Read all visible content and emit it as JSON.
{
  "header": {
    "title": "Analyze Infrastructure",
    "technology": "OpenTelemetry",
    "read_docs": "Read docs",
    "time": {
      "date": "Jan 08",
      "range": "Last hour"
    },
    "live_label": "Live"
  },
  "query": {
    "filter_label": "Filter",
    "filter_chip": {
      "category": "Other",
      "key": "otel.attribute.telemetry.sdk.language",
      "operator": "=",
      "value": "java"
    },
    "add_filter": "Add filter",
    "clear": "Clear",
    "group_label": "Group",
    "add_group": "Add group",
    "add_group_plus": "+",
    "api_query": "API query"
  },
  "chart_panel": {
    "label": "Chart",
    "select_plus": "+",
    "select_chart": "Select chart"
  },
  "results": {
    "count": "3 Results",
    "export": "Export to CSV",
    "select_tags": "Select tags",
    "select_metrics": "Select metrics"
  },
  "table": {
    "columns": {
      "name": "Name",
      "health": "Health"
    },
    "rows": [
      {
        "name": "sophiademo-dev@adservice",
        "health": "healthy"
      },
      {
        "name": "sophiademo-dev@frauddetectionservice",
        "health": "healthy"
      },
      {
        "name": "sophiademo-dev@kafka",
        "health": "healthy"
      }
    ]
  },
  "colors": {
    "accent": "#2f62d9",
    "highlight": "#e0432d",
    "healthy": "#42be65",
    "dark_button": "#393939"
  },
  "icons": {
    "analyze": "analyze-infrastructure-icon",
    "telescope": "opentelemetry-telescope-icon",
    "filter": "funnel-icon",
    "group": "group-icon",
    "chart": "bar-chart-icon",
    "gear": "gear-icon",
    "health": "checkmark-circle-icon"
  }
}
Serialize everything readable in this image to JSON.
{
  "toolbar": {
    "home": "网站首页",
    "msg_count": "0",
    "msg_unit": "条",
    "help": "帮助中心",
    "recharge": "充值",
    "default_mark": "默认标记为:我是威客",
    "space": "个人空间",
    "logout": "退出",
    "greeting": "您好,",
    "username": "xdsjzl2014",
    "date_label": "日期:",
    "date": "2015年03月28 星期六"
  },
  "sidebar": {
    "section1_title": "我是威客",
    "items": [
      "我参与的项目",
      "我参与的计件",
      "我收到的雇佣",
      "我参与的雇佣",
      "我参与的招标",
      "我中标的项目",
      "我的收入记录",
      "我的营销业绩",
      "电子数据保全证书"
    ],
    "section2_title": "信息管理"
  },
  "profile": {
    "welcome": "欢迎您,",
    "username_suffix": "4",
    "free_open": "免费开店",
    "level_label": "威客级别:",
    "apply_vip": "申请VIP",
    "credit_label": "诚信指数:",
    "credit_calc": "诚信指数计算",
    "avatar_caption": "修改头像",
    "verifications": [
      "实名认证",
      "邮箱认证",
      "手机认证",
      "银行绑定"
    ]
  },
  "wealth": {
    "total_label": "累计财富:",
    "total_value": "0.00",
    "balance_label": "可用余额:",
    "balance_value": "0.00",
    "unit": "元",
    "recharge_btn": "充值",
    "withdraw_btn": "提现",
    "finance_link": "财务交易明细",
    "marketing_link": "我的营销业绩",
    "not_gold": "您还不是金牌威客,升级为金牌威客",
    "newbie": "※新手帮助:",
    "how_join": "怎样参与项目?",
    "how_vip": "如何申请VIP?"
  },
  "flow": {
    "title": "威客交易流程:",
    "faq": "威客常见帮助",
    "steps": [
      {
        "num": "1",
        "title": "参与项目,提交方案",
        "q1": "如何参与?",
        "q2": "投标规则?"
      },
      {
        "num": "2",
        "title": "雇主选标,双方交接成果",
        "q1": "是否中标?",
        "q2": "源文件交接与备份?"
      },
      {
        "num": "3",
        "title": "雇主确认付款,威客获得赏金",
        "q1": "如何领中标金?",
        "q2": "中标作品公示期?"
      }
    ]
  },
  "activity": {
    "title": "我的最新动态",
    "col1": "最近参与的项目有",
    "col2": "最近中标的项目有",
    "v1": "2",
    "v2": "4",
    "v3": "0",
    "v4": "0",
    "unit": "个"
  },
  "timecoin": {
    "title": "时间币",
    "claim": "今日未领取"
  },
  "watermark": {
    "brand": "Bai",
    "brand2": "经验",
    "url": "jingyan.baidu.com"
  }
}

EXERCISE PROMPT: Word for word, quote all of the data above.

EXERCISE OUTPUT:
Read all visible content and emit it as JSON.
{
  "header": {
    "title": "Analyze Infrastructure",
    "technology": "OpenTelemetry",
    "read_docs": "Read docs",
    "time": {
      "date": "Jan 08",
      "range": "Last hour"
    },
    "live_label": "Live"
  },
  "query": {
    "filter_label": "Filter",
    "filter_chip": {
      "category": "Other",
      "key": "otel.attribute.telemetry.sdk.language",
      "operator": "=",
      "value": "java"
    },
    "add_filter": "Add filter",
    "clear": "Clear",
    "group_label": "Group",
    "add_group": "Add group",
    "add_group_plus": "+",
    "api_query": "API query"
  },
  "chart_panel": {
    "label": "Chart",
    "select_plus": "+",
    "select_chart": "Select chart"
  },
  "results": {
    "count": "3 Results",
    "export": "Export to CSV",
    "select_tags": "Select tags",
    "select_metrics": "Select metrics"
  },
  "table": {
    "columns": {
      "name": "Name",
      "health": "Health"
    },
    "rows": [
      {
        "name": "sophiademo-dev@adservice",
        "health": "healthy"
      },
      {
        "name": "sophiademo-dev@frauddetectionservice",
        "health": "healthy"
      },
      {
        "name": "sophiademo-dev@kafka",
        "health": "healthy"
      }
    ]
  },
  "colors": {
    "accent": "#2f62d9",
    "highlight": "#e0432d",
    "healthy": "#42be65",
    "dark_button": "#393939"
  },
  "icons": {
    "analyze": "analyze-infrastructure-icon",
    "telescope": "opentelemetry-telescope-icon",
    "filter": "funnel-icon",
    "group": "group-icon",
    "chart": "bar-chart-icon",
    "gear": "gear-icon",
    "health": "checkmark-circle-icon"
  }
}
Serialize everything readable in this image to JSON.
{
  "toolbar": {
    "home": "网站首页",
    "msg_count": "0",
    "msg_unit": "条",
    "help": "帮助中心",
    "recharge": "充值",
    "default_mark": "默认标记为:我是威客",
    "space": "个人空间",
    "logout": "退出",
    "greeting": "您好,",
    "username": "xdsjzl2014",
    "date_label": "日期:",
    "date": "2015年03月28 星期六"
  },
  "sidebar": {
    "section1_title": "我是威客",
    "items": [
      "我参与的项目",
      "我参与的计件",
      "我收到的雇佣",
      "我参与的雇佣",
      "我参与的招标",
      "我中标的项目",
      "我的收入记录",
      "我的营销业绩",
      "电子数据保全证书"
    ],
    "section2_title": "信息管理"
  },
  "profile": {
    "welcome": "欢迎您,",
    "username_suffix": "4",
    "free_open": "免费开店",
    "level_label": "威客级别:",
    "apply_vip": "申请VIP",
    "credit_label": "诚信指数:",
    "credit_calc": "诚信指数计算",
    "avatar_caption": "修改头像",
    "verifications": [
      "实名认证",
      "邮箱认证",
      "手机认证",
      "银行绑定"
    ]
  },
  "wealth": {
    "total_label": "累计财富:",
    "total_value": "0.00",
    "balance_label": "可用余额:",
    "balance_value": "0.00",
    "unit": "元",
    "recharge_btn": "充值",
    "withdraw_btn": "提现",
    "finance_link": "财务交易明细",
    "marketing_link": "我的营销业绩",
    "not_gold": "您还不是金牌威客,升级为金牌威客",
    "newbie": "※新手帮助:",
    "how_join": "怎样参与项目?",
    "how_vip": "如何申请VIP?"
  },
  "flow": {
    "title": "威客交易流程:",
    "faq": "威客常见帮助",
    "steps": [
      {
        "num": "1",
        "title": "参与项目,提交方案",
        "q1": "如何参与?",
        "q2": "投标规则?"
      },
      {
        "num": "2",
        "title": "雇主选标,双方交接成果",
        "q1": "是否中标?",
        "q2": "源文件交接与备份?"
      },
      {
        "num": "3",
        "title": "雇主确认付款,威客获得赏金",
        "q1": "如何领中标金?",
        "q2": "中标作品公示期?"
      }
    ]
  },
  "activity": {
    "title": "我的最新动态",
    "col1": "最近参与的项目有",
    "col2": "最近中标的项目有",
    "v1": "2",
    "v2": "4",
    "v3": "0",
    "v4": "0",
    "unit": "个"
  },
  "timecoin": {
    "title": "时间币",
    "claim": "今日未领取"
  },
  "watermark": {
    "brand": "Bai",
    "brand2": "经验",
    "url": "jingyan.baidu.com"
  }
}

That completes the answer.